Directions: Word for word, transcribe the lines below and drop the pictures.

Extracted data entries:
---------------

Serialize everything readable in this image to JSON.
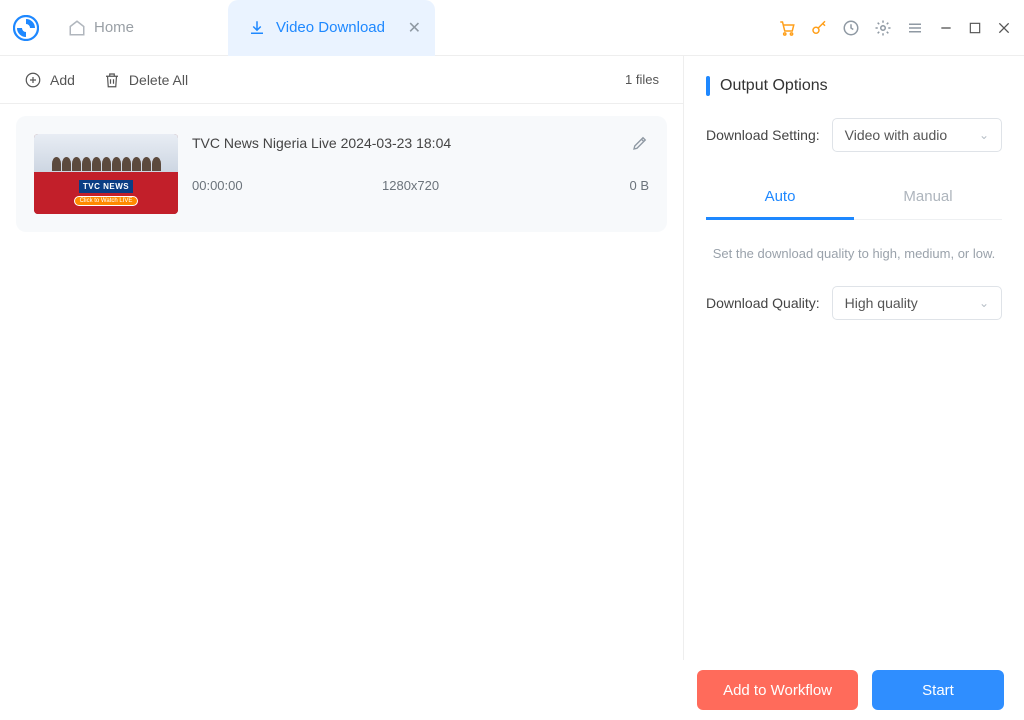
{
  "tabs": {
    "home": "Home",
    "download": "Video Download"
  },
  "toolbar": {
    "add": "Add",
    "delete_all": "Delete All",
    "file_count": "1 files"
  },
  "file": {
    "title": "TVC News Nigeria Live 2024-03-23 18:04",
    "duration": "00:00:00",
    "resolution": "1280x720",
    "size": "0 B",
    "thumb_logo": "TVC NEWS",
    "thumb_click": "Click to Watch LIVE"
  },
  "output": {
    "panel_title": "Output Options",
    "setting_label": "Download Setting:",
    "setting_value": "Video with audio",
    "tabs": {
      "auto": "Auto",
      "manual": "Manual"
    },
    "quality_hint": "Set the download quality to high, medium, or low.",
    "quality_label": "Download Quality:",
    "quality_value": "High quality"
  },
  "buttons": {
    "workflow": "Add to Workflow",
    "start": "Start"
  }
}
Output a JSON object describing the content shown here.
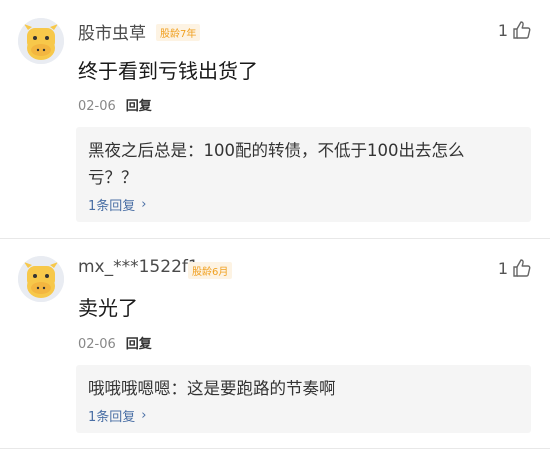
{
  "comments": [
    {
      "username": "股市虫草",
      "badge": "股龄7年",
      "likes": "1",
      "content": "终于看到亏钱出货了",
      "date": "02-06",
      "reply_label": "回复",
      "reply": {
        "author": "黑夜之后总是",
        "text": "：100配的转债，不低于100出去怎么亏？？",
        "line1": "黑夜之后总是：100配的转债，不低于100出去怎么",
        "line2": "亏？？",
        "count": "1条回复",
        "arrow": "›"
      }
    },
    {
      "username": "mx_***1522f1",
      "badge": "股龄6月",
      "likes": "1",
      "content": "卖光了",
      "date": "02-06",
      "reply_label": "回复",
      "reply": {
        "line1": "哦哦哦嗯嗯：这是要跑路的节奏啊",
        "count": "1条回复",
        "arrow": "›"
      }
    }
  ],
  "icons": {
    "like": "thumbs-up-icon",
    "avatar": "cartoon-cow-avatar",
    "arrow": "chevron-right-icon"
  },
  "colors": {
    "badge": "#f0a020",
    "reply_count": "#4a6fa5",
    "reply_bg": "#f5f5f5"
  }
}
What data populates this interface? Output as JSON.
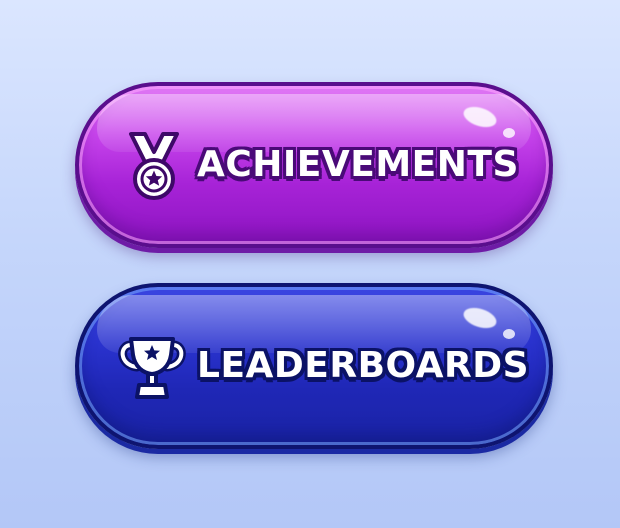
{
  "menu": {
    "buttons": [
      {
        "id": "achievements",
        "label": "ACHIEVEMENTS",
        "icon": "medal-icon",
        "color": "#b02ee0"
      },
      {
        "id": "leaderboards",
        "label": "LEADERBOARDS",
        "icon": "trophy-icon",
        "color": "#2530c4"
      }
    ]
  }
}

---------------

Solved problem:
Serialize everything readable in this image to JSON.
{
  "tabs": {
    "home": "Home",
    "download": "Video Download"
  },
  "toolbar": {
    "add": "Add",
    "delete_all": "Delete All",
    "file_count": "1 files"
  },
  "file": {
    "title": "TVC News Nigeria Live 2024-03-23 18:04",
    "duration": "00:00:00",
    "resolution": "1280x720",
    "size": "0 B",
    "thumb_logo": "TVC NEWS",
    "thumb_click": "Click to Watch LIVE"
  },
  "output": {
    "panel_title": "Output Options",
    "setting_label": "Download Setting:",
    "setting_value": "Video with audio",
    "tabs": {
      "auto": "Auto",
      "manual": "Manual"
    },
    "quality_hint": "Set the download quality to high, medium, or low.",
    "quality_label": "Download Quality:",
    "quality_value": "High quality"
  },
  "buttons": {
    "workflow": "Add to Workflow",
    "start": "Start"
  }
}
Output a JSON object describing the content shown here.
{
  "comments": [
    {
      "username": "股市虫草",
      "badge": "股龄7年",
      "likes": "1",
      "content": "终于看到亏钱出货了",
      "date": "02-06",
      "reply_label": "回复",
      "reply": {
        "author": "黑夜之后总是",
        "text": "：100配的转债，不低于100出去怎么亏？？",
        "line1": "黑夜之后总是：100配的转债，不低于100出去怎么",
        "line2": "亏？？",
        "count": "1条回复",
        "arrow": "›"
      }
    },
    {
      "username": "mx_***1522f1",
      "badge": "股龄6月",
      "likes": "1",
      "content": "卖光了",
      "date": "02-06",
      "reply_label": "回复",
      "reply": {
        "line1": "哦哦哦嗯嗯：这是要跑路的节奏啊",
        "count": "1条回复",
        "arrow": "›"
      }
    }
  ],
  "icons": {
    "like": "thumbs-up-icon",
    "avatar": "cartoon-cow-avatar",
    "arrow": "chevron-right-icon"
  },
  "colors": {
    "badge": "#f0a020",
    "reply_count": "#4a6fa5",
    "reply_bg": "#f5f5f5"
  }
}
What data populates this interface? Output as JSON.
{
  "menu": {
    "buttons": [
      {
        "id": "achievements",
        "label": "ACHIEVEMENTS",
        "icon": "medal-icon",
        "color": "#b02ee0"
      },
      {
        "id": "leaderboards",
        "label": "LEADERBOARDS",
        "icon": "trophy-icon",
        "color": "#2530c4"
      }
    ]
  }
}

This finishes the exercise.